──────── PROVIDED DATA ────────

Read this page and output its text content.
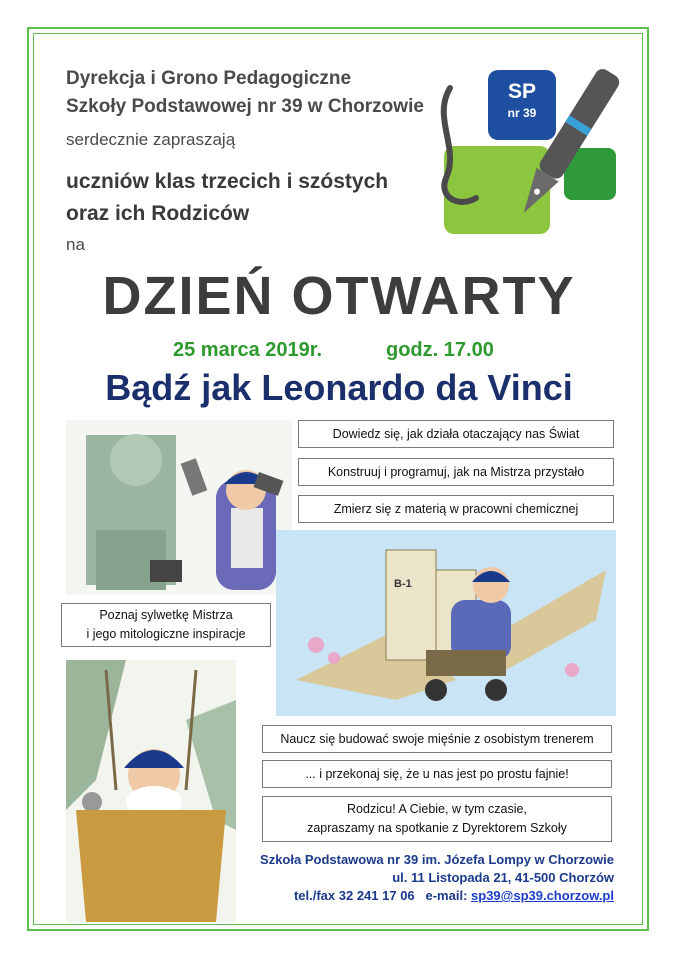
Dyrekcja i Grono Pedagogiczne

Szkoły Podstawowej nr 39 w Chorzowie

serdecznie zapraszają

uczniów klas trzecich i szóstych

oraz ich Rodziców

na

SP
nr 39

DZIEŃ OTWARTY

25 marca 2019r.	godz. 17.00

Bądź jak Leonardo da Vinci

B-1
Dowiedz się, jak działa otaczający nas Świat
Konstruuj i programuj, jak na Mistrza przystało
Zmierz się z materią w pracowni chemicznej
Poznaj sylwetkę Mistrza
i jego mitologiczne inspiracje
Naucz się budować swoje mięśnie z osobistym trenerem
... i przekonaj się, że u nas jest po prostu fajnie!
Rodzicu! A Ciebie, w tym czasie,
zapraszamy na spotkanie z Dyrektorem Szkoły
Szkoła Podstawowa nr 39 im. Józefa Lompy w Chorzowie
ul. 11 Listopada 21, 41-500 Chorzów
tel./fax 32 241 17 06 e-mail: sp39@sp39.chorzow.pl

────────
──────── PROVIDED DATA ────────

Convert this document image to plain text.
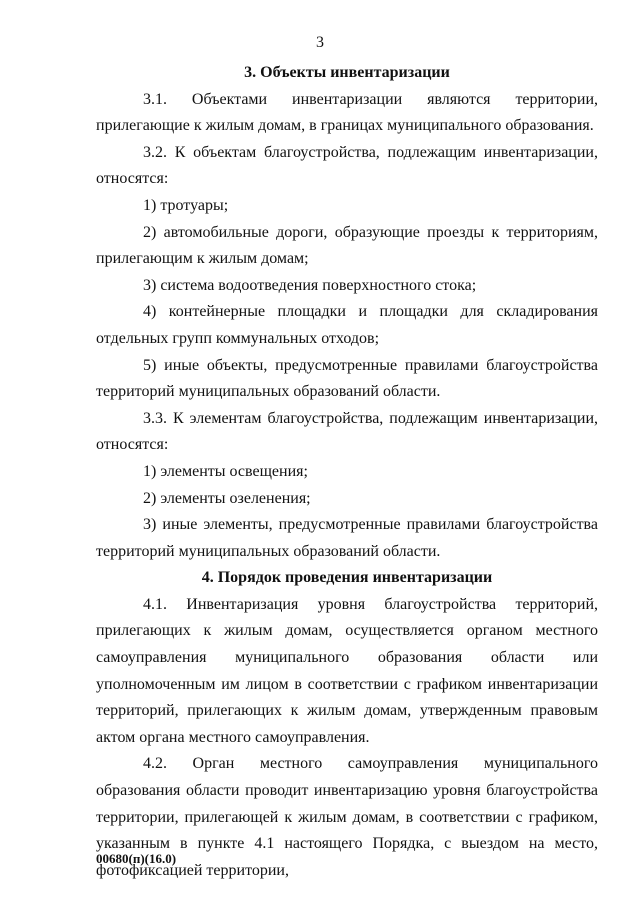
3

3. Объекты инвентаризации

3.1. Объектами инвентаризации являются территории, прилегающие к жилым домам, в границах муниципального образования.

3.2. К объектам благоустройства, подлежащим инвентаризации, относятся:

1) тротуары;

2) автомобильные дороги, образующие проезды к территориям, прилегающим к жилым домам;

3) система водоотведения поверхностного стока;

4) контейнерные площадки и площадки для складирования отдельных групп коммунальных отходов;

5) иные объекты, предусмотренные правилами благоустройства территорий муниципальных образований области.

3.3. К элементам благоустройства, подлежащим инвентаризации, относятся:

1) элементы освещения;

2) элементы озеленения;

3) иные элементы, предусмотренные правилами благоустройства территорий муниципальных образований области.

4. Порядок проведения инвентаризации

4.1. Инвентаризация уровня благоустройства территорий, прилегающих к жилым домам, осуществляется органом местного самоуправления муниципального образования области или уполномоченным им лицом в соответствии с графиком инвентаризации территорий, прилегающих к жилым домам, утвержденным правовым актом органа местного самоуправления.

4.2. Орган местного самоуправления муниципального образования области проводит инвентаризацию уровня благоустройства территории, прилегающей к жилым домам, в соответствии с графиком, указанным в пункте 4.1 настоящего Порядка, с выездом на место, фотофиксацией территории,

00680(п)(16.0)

────────

▶ EXERCISE AIM:
Provide the number of lines in these entries that hold the word "территорий", without any accompanying text.

▶ COMPLETE ANSWER:
3